----- THE DATA

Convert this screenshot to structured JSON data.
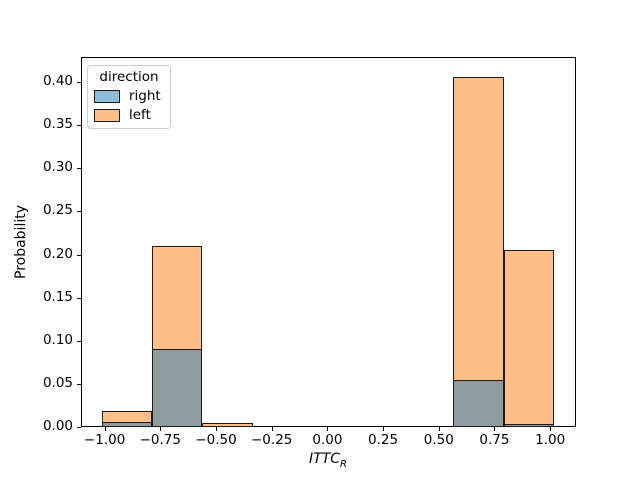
{
  "chart_data": {
    "type": "bar",
    "subtype": "layered-histogram",
    "title": "",
    "xlabel": "ITTC",
    "xlabel_subscript": "R",
    "ylabel": "Probability",
    "xlim": [
      -1.106,
      1.116
    ],
    "ylim": [
      0,
      0.429
    ],
    "grid": false,
    "legend_position": "upper left",
    "bin_edges": [
      -1.011,
      -0.786,
      -0.561,
      -0.335,
      -0.11,
      0.115,
      0.34,
      0.566,
      0.791,
      1.016
    ],
    "series": [
      {
        "name": "left",
        "values": [
          0.018,
          0.21,
          0.005,
          0,
          0,
          0,
          0,
          0.406,
          0.205
        ]
      },
      {
        "name": "right",
        "values": [
          0.006,
          0.09,
          0.0,
          0,
          0,
          0,
          0,
          0.055,
          0.004
        ]
      }
    ],
    "x_ticks": [
      {
        "v": -1.0,
        "label": "−1.00"
      },
      {
        "v": -0.75,
        "label": "−0.75"
      },
      {
        "v": -0.5,
        "label": "−0.50"
      },
      {
        "v": -0.25,
        "label": "−0.25"
      },
      {
        "v": 0.0,
        "label": "0.00"
      },
      {
        "v": 0.25,
        "label": "0.25"
      },
      {
        "v": 0.5,
        "label": "0.50"
      },
      {
        "v": 0.75,
        "label": "0.75"
      },
      {
        "v": 1.0,
        "label": "1.00"
      }
    ],
    "y_ticks": [
      {
        "v": 0.0,
        "label": "0.00"
      },
      {
        "v": 0.05,
        "label": "0.05"
      },
      {
        "v": 0.1,
        "label": "0.10"
      },
      {
        "v": 0.15,
        "label": "0.15"
      },
      {
        "v": 0.2,
        "label": "0.20"
      },
      {
        "v": 0.25,
        "label": "0.25"
      },
      {
        "v": 0.3,
        "label": "0.30"
      },
      {
        "v": 0.35,
        "label": "0.35"
      },
      {
        "v": 0.4,
        "label": "0.40"
      }
    ],
    "colors": {
      "right_fill": "#8fbbd9",
      "left_fill": "#ffbf86",
      "overlap_fill": "#8f9b9d",
      "edge": "#1a1a1a"
    },
    "legend": {
      "title": "direction",
      "entries": [
        {
          "label": "right",
          "color_key": "right_fill"
        },
        {
          "label": "left",
          "color_key": "left_fill"
        }
      ]
    }
  }
}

----------

• _EXERCISE REQUIREMENTS_:
Reproduce every record above exactly, omitting the pictures.

• _CORRECT ANSWER_:
Convert this screenshot to structured JSON data.
{
  "chart_data": {
    "type": "bar",
    "subtype": "layered-histogram",
    "title": "",
    "xlabel": "ITTC",
    "xlabel_subscript": "R",
    "ylabel": "Probability",
    "xlim": [
      -1.106,
      1.116
    ],
    "ylim": [
      0,
      0.429
    ],
    "grid": false,
    "legend_position": "upper left",
    "bin_edges": [
      -1.011,
      -0.786,
      -0.561,
      -0.335,
      -0.11,
      0.115,
      0.34,
      0.566,
      0.791,
      1.016
    ],
    "series": [
      {
        "name": "left",
        "values": [
          0.018,
          0.21,
          0.005,
          0,
          0,
          0,
          0,
          0.406,
          0.205
        ]
      },
      {
        "name": "right",
        "values": [
          0.006,
          0.09,
          0.0,
          0,
          0,
          0,
          0,
          0.055,
          0.004
        ]
      }
    ],
    "x_ticks": [
      {
        "v": -1.0,
        "label": "−1.00"
      },
      {
        "v": -0.75,
        "label": "−0.75"
      },
      {
        "v": -0.5,
        "label": "−0.50"
      },
      {
        "v": -0.25,
        "label": "−0.25"
      },
      {
        "v": 0.0,
        "label": "0.00"
      },
      {
        "v": 0.25,
        "label": "0.25"
      },
      {
        "v": 0.5,
        "label": "0.50"
      },
      {
        "v": 0.75,
        "label": "0.75"
      },
      {
        "v": 1.0,
        "label": "1.00"
      }
    ],
    "y_ticks": [
      {
        "v": 0.0,
        "label": "0.00"
      },
      {
        "v": 0.05,
        "label": "0.05"
      },
      {
        "v": 0.1,
        "label": "0.10"
      },
      {
        "v": 0.15,
        "label": "0.15"
      },
      {
        "v": 0.2,
        "label": "0.20"
      },
      {
        "v": 0.25,
        "label": "0.25"
      },
      {
        "v": 0.3,
        "label": "0.30"
      },
      {
        "v": 0.35,
        "label": "0.35"
      },
      {
        "v": 0.4,
        "label": "0.40"
      }
    ],
    "colors": {
      "right_fill": "#8fbbd9",
      "left_fill": "#ffbf86",
      "overlap_fill": "#8f9b9d",
      "edge": "#1a1a1a"
    },
    "legend": {
      "title": "direction",
      "entries": [
        {
          "label": "right",
          "color_key": "right_fill"
        },
        {
          "label": "left",
          "color_key": "left_fill"
        }
      ]
    }
  }
}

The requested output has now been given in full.